## Your objective:
How many of the lines below hold the word "Hths"? Answer only with the number.

## Excerpted records:
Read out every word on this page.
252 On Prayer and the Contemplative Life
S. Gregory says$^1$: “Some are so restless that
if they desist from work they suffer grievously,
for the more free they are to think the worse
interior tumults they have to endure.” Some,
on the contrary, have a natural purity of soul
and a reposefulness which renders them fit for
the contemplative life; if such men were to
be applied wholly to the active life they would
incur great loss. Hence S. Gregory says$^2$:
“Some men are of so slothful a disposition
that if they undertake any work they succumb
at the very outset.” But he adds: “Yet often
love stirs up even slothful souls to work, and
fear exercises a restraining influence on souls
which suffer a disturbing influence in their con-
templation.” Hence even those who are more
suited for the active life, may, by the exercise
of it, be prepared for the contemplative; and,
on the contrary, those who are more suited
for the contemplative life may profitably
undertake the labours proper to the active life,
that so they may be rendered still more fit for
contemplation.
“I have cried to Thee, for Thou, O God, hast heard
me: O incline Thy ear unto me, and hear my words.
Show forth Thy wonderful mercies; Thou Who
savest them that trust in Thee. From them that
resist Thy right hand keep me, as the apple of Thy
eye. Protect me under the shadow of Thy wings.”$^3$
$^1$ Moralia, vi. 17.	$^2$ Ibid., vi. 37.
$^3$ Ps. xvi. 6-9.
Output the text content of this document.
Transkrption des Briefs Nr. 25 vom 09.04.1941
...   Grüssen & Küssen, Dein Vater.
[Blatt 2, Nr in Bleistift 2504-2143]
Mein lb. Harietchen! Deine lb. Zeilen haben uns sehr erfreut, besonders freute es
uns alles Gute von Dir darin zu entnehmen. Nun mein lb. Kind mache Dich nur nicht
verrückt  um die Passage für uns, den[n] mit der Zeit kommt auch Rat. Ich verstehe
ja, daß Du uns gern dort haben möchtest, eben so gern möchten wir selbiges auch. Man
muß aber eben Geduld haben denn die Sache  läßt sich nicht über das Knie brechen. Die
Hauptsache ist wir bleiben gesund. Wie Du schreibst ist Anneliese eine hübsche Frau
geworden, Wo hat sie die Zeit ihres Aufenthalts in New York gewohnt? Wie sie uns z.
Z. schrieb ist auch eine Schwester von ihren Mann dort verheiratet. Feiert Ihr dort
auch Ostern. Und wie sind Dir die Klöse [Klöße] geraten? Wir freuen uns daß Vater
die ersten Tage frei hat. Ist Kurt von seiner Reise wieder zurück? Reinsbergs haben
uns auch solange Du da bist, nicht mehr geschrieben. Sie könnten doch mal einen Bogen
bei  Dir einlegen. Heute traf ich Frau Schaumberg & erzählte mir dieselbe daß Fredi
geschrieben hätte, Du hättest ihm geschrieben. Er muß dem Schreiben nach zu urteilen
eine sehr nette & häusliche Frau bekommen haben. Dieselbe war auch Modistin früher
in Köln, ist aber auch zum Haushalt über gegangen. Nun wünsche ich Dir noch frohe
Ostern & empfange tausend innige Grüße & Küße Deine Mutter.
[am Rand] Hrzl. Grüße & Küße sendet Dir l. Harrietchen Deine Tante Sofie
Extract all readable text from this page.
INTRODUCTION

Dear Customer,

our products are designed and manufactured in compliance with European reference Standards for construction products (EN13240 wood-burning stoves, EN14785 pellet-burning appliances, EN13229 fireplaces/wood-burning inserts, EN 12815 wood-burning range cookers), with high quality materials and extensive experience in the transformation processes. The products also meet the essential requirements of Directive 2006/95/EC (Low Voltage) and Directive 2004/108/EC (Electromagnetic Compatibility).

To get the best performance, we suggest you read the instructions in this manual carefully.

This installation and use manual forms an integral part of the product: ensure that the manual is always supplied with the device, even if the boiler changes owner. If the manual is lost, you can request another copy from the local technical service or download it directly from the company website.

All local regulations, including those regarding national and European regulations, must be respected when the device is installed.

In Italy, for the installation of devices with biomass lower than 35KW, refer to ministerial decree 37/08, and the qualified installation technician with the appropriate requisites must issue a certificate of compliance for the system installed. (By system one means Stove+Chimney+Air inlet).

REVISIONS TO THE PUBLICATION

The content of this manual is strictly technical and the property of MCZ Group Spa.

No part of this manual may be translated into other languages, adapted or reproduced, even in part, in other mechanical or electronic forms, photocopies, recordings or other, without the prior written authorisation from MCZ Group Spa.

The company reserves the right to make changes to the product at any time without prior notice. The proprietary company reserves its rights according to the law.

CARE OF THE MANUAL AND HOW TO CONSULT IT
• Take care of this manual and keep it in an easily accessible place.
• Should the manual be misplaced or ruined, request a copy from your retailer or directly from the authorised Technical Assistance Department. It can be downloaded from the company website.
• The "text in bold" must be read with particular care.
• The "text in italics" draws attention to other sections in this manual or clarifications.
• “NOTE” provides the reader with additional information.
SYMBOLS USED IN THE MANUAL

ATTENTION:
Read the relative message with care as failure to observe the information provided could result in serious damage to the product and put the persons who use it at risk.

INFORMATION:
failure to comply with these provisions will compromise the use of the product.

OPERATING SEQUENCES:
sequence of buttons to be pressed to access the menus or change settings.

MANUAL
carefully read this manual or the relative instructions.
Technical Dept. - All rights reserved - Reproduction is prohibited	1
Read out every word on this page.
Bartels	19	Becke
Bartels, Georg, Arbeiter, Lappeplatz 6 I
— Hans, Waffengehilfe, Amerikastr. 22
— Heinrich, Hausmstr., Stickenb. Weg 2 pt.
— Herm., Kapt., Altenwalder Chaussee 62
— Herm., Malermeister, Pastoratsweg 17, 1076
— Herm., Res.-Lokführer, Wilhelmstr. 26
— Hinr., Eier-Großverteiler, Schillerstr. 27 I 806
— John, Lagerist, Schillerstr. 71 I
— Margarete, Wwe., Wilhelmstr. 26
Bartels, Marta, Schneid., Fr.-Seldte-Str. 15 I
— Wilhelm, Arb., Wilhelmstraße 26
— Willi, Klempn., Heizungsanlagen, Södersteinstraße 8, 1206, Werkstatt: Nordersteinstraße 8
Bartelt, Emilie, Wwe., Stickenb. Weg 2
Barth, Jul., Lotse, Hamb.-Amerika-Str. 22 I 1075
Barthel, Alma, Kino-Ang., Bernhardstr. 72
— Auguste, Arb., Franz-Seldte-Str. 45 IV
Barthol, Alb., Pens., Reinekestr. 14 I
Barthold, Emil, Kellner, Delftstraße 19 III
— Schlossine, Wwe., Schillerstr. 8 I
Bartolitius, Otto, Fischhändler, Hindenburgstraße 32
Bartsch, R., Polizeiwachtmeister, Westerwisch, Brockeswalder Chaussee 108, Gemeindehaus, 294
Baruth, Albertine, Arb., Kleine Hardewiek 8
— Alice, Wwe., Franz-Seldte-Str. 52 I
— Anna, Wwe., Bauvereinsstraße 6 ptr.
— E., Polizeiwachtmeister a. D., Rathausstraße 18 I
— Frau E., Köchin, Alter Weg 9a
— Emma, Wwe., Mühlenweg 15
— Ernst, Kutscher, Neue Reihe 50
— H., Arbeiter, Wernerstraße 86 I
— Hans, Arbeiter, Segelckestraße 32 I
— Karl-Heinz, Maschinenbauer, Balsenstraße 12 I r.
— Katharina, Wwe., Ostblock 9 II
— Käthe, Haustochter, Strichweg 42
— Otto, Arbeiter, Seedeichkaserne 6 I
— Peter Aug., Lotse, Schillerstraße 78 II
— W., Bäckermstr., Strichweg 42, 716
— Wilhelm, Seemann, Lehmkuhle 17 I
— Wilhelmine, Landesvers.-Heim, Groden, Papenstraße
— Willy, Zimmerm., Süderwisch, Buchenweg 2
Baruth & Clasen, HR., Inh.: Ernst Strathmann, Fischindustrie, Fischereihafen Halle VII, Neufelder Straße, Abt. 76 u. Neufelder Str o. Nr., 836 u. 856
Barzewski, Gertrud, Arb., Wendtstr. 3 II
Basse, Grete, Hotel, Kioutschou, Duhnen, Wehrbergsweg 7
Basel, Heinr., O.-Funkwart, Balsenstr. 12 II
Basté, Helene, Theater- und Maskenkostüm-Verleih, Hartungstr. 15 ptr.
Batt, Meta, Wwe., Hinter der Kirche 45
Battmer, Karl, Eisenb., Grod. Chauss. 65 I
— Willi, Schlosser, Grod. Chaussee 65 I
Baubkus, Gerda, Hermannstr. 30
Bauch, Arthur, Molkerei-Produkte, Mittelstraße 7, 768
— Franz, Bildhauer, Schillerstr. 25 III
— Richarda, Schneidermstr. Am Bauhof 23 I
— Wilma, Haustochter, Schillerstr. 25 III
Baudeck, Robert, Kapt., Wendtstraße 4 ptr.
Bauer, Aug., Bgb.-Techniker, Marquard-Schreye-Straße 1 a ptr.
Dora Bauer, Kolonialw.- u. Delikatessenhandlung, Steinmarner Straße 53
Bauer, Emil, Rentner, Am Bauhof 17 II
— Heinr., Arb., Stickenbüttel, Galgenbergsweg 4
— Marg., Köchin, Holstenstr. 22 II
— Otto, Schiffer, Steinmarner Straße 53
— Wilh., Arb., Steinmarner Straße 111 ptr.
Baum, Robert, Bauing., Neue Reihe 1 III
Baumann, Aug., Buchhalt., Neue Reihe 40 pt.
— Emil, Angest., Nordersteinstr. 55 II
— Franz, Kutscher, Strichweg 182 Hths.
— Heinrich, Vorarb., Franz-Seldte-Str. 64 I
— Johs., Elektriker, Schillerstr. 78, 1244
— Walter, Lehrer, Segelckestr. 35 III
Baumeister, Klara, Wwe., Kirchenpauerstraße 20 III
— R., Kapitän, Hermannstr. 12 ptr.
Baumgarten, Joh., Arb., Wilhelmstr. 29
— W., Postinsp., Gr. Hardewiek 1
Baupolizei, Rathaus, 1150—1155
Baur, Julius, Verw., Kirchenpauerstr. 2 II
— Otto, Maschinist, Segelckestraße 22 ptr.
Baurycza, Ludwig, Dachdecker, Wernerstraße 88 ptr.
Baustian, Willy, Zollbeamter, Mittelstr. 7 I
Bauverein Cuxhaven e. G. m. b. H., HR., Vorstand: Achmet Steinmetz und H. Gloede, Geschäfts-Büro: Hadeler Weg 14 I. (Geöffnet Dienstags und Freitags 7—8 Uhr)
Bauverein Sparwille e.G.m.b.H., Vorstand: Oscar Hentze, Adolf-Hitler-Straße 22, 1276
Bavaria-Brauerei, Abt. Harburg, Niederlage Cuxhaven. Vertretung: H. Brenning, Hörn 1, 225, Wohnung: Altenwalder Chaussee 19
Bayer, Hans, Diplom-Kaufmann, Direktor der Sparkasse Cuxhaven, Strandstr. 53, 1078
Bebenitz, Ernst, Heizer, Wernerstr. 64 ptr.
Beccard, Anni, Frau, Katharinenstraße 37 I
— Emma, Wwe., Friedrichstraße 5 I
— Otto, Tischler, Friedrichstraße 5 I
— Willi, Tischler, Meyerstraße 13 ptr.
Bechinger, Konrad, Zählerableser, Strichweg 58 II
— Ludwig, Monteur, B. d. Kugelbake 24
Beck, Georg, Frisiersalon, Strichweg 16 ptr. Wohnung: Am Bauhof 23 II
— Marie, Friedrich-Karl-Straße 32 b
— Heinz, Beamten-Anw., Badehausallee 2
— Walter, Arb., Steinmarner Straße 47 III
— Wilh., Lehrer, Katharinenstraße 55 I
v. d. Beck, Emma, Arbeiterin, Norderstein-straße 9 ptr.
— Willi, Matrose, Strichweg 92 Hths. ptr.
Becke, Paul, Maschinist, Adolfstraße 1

## Response to the exercise:
2